● **EXERCISE DIRECTIONS**: Reproduce verbatim the part of the items that opens with the line containing "field-value-service: 5 [847, 341, 888, 381]" and closes with the line containing "nav-notices[interactable]: 公告信息 [844, 59, 932, 91]", including both of those lines.

***** ENTRIES

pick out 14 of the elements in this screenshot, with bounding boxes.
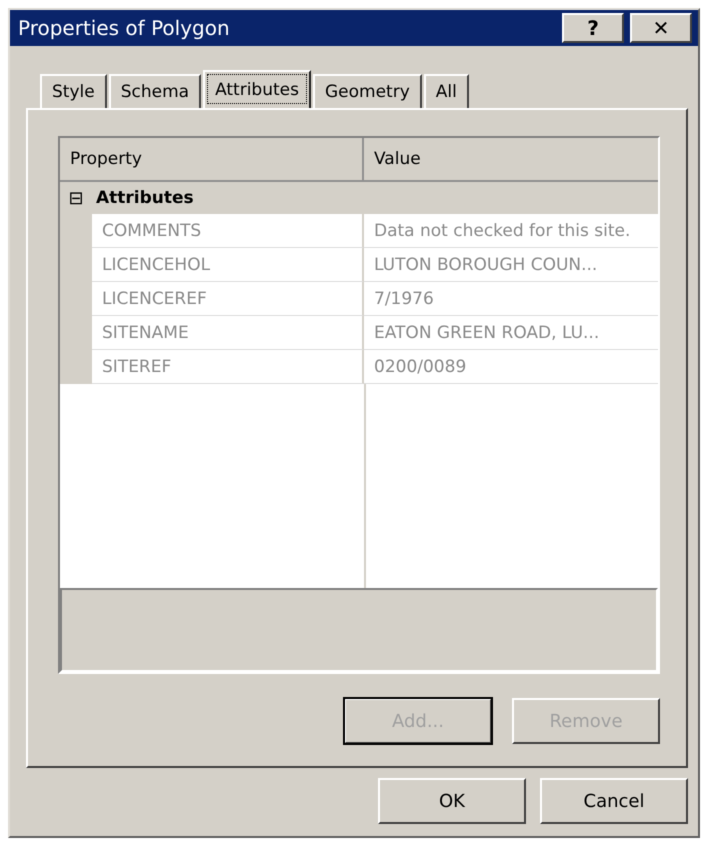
close-button[interactable]: ✕ [630,13,692,43]
tab[interactable]: All [424,74,469,108]
tab[interactable]: Style [40,74,107,108]
group-label: Attributes [95,188,194,208]
column-header[interactable]: Value [364,138,658,180]
tab[interactable]: Schema [108,74,202,108]
column-header[interactable]: Property [60,138,364,180]
help-button[interactable]: ? [562,13,624,43]
window-title: Properties of Polygon [18,16,230,40]
tab[interactable]: Geometry [312,74,422,108]
row-gutter [60,350,92,384]
ok-button[interactable]: OK [378,778,526,824]
tab[interactable]: Attributes [203,70,311,108]
cancel-button[interactable]: Cancel [540,778,688,824]
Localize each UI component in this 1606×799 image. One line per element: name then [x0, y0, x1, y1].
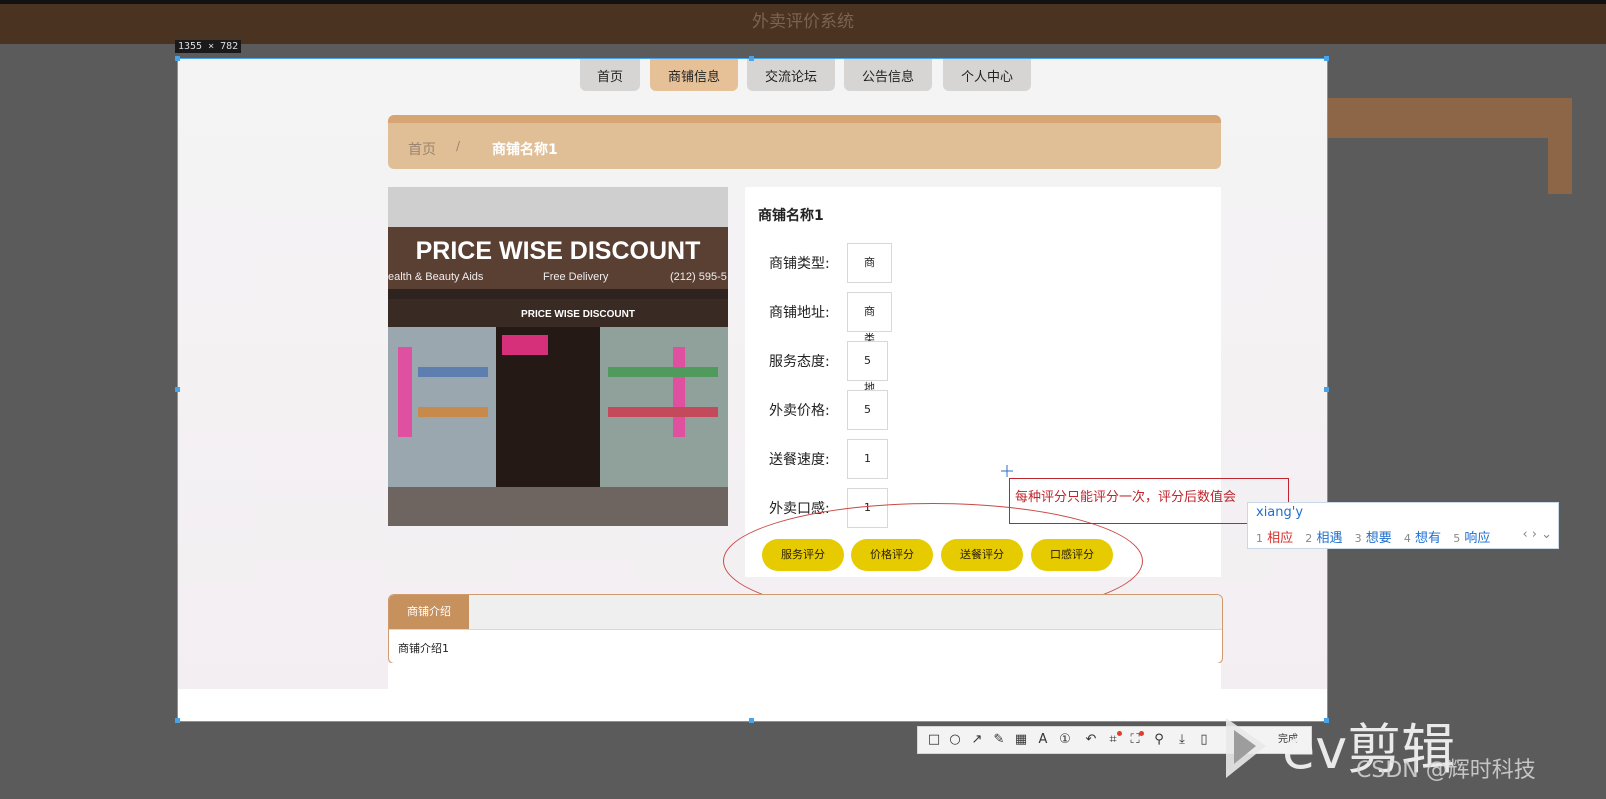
field-value-service: 5 [847, 341, 888, 381]
breadcrumb-current: 商铺名称1 [492, 142, 558, 158]
save-icon[interactable]: ▯ [1196, 732, 1212, 748]
breadcrumb-separator: / [456, 139, 461, 153]
photo-sign-text: PRICE WISE DISCOUNT [416, 237, 701, 265]
intro-tab-row: 商铺介绍 [389, 595, 1222, 630]
pen-icon[interactable]: ✎ [991, 732, 1007, 748]
ime-candidate[interactable]: 4 想有 [1404, 531, 1441, 546]
main-nav: 首页 商铺信息 交流论坛 公告信息 个人中心 [178, 59, 1327, 95]
screen: 外卖评价系统 1355 × 782 首页 商铺信息 交流论坛 公告信息 个人中心… [0, 0, 1606, 799]
csdn-watermark: CSDN @辉时科技 [1356, 758, 1536, 783]
field-value-address: 商铺地址1 [847, 292, 892, 470]
download-icon[interactable]: ⤓ [1174, 732, 1190, 748]
shop-name: 商铺名称1 [758, 208, 824, 224]
breadcrumb-home[interactable]: 首页 [408, 139, 436, 159]
ime-candidate-window: xiang'y 1 相应 2 相遇 3 想要 4 想有 5 响应 ‹ › ⌄ [1247, 502, 1559, 549]
undo-icon[interactable]: ↶ [1083, 732, 1099, 748]
pin-icon[interactable]: ⚲ [1151, 732, 1167, 748]
text-icon[interactable]: A [1035, 732, 1051, 748]
capture-handle[interactable] [749, 718, 754, 723]
breadcrumb: 首页 / 商铺名称1 [388, 115, 1221, 169]
ime-candidate[interactable]: 1 相应 [1256, 531, 1293, 546]
mosaic-icon[interactable]: ▦ [1013, 732, 1029, 748]
tab-shop-intro[interactable]: 商铺介绍 [389, 595, 469, 629]
number-icon[interactable]: ① [1057, 732, 1073, 748]
shop-intro-panel: 商铺介绍 商铺介绍1 [388, 594, 1223, 664]
capture-handle[interactable] [175, 718, 180, 723]
ocr-icon[interactable]: ⌗ [1105, 731, 1122, 748]
field-value-type: 商铺类型1 [847, 243, 892, 421]
photo-sub-mid: Free Delivery [543, 271, 609, 283]
rectangle-icon[interactable]: □ [926, 732, 942, 748]
app-title: 外卖评价系统 [752, 12, 854, 32]
shop-photo: PRICE WISE DISCOUNT ealth & Beauty Aids … [388, 187, 728, 526]
ime-candidate[interactable]: 2 相遇 [1305, 531, 1342, 546]
nav-forum[interactable]: 交流论坛 [747, 59, 835, 91]
field-value-price: 5 [847, 390, 888, 430]
capture-handle[interactable] [175, 56, 180, 61]
nav-user-center[interactable]: 个人中心 [943, 59, 1031, 91]
capture-handle[interactable] [1324, 56, 1329, 61]
field-value-speed: 1 [847, 439, 888, 479]
nav-notices[interactable]: 公告信息 [844, 59, 932, 91]
nav-shop-info[interactable]: 商铺信息 [650, 59, 738, 91]
captured-webpage: 首页 商铺信息 交流论坛 公告信息 个人中心 首页 / 商铺名称1 PRICE … [177, 58, 1328, 722]
annotation-text: 每种评分只能评分一次，评分后数值会 [1015, 490, 1237, 505]
photo-sub-left: ealth & Beauty Aids [388, 271, 484, 283]
capture-handle[interactable] [175, 387, 180, 392]
field-label: 商铺地址: [769, 305, 830, 321]
ime-page-arrows-icon[interactable]: ‹ › ⌄ [1522, 527, 1552, 542]
field-label: 外卖价格: [769, 403, 830, 419]
photo-awning-text: PRICE WISE DISCOUNT [521, 309, 635, 320]
ime-candidates: 1 相应 2 相遇 3 想要 4 想有 5 响应 [1256, 527, 1498, 546]
photo-sub-right: (212) 595-5 [670, 271, 727, 283]
capture-handle[interactable] [1324, 387, 1329, 392]
ime-candidate[interactable]: 5 响应 [1453, 531, 1490, 546]
ellipse-icon[interactable]: ○ [947, 732, 963, 748]
crosshair-cursor-icon [1001, 465, 1013, 477]
nav-home[interactable]: 首页 [580, 59, 640, 91]
app-title-bar: 外卖评价系统 [0, 0, 1606, 44]
ime-candidate[interactable]: 3 想要 [1355, 531, 1392, 546]
capture-handle[interactable] [749, 56, 754, 61]
capture-size-label: 1355 × 782 [175, 40, 242, 53]
field-label: 服务态度: [769, 354, 830, 370]
field-label: 送餐速度: [769, 452, 830, 468]
page-footer-band [178, 689, 1327, 721]
ime-composition: xiang'y [1256, 505, 1304, 520]
top-edge [0, 0, 1606, 4]
field-label: 商铺类型: [769, 256, 830, 272]
translate-icon[interactable]: ⛶ [1127, 731, 1144, 748]
shop-intro-content: 商铺介绍1 [398, 642, 449, 655]
arrow-icon[interactable]: ↗ [969, 732, 985, 748]
shop-storefront-image: PRICE WISE DISCOUNT ealth & Beauty Aids … [388, 187, 728, 526]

**********

● **RIGHT ANSWER**:
field-value-service: 5 [847, 341, 888, 381]
breadcrumb-current: 商铺名称1 [492, 142, 558, 158]
save-icon[interactable]: ▯ [1196, 732, 1212, 748]
breadcrumb-separator: / [456, 139, 461, 153]
photo-sign-text: PRICE WISE DISCOUNT [416, 237, 701, 265]
intro-tab-row: 商铺介绍 [389, 595, 1222, 630]
pen-icon[interactable]: ✎ [991, 732, 1007, 748]
ime-candidate[interactable]: 4 想有 [1404, 531, 1441, 546]
main-nav: 首页 商铺信息 交流论坛 公告信息 个人中心 [178, 59, 1327, 95]
screen: 外卖评价系统 1355 × 782 首页 商铺信息 交流论坛 公告信息 个人中心… [0, 0, 1606, 799]
csdn-watermark: CSDN @辉时科技 [1356, 758, 1536, 783]
field-value-address: 商铺地址1 [847, 292, 892, 470]
download-icon[interactable]: ⤓ [1174, 732, 1190, 748]
shop-name: 商铺名称1 [758, 208, 824, 224]
breadcrumb-home[interactable]: 首页 [408, 139, 436, 159]
ime-candidate-window: xiang'y 1 相应 2 相遇 3 想要 4 想有 5 响应 ‹ › ⌄ [1247, 502, 1559, 549]
undo-icon[interactable]: ↶ [1083, 732, 1099, 748]
pin-icon[interactable]: ⚲ [1151, 732, 1167, 748]
text-icon[interactable]: A [1035, 732, 1051, 748]
capture-handle[interactable] [749, 718, 754, 723]
breadcrumb: 首页 / 商铺名称1 [388, 115, 1221, 169]
ime-candidate[interactable]: 1 相应 [1256, 531, 1293, 546]
mosaic-icon[interactable]: ▦ [1013, 732, 1029, 748]
tab-shop-intro[interactable]: 商铺介绍 [389, 595, 469, 629]
number-icon[interactable]: ① [1057, 732, 1073, 748]
shop-intro-panel: 商铺介绍 商铺介绍1 [388, 594, 1223, 664]
capture-handle[interactable] [175, 718, 180, 723]
ocr-icon[interactable]: ⌗ [1105, 731, 1122, 748]
field-value-type: 商铺类型1 [847, 243, 892, 421]
photo-sub-mid: Free Delivery [543, 271, 609, 283]
rectangle-icon[interactable]: □ [926, 732, 942, 748]
app-title: 外卖评价系统 [752, 12, 854, 32]
shop-photo: PRICE WISE DISCOUNT ealth & Beauty Aids … [388, 187, 728, 526]
ime-candidate[interactable]: 2 相遇 [1305, 531, 1342, 546]
nav-forum[interactable]: 交流论坛 [747, 59, 835, 91]
field-value-price: 5 [847, 390, 888, 430]
capture-handle[interactable] [175, 56, 180, 61]
nav-user-center[interactable]: 个人中心 [943, 59, 1031, 91]
capture-handle[interactable] [1324, 56, 1329, 61]
field-value-speed: 1 [847, 439, 888, 479]
nav-notices[interactable]: 公告信息 [844, 59, 932, 91]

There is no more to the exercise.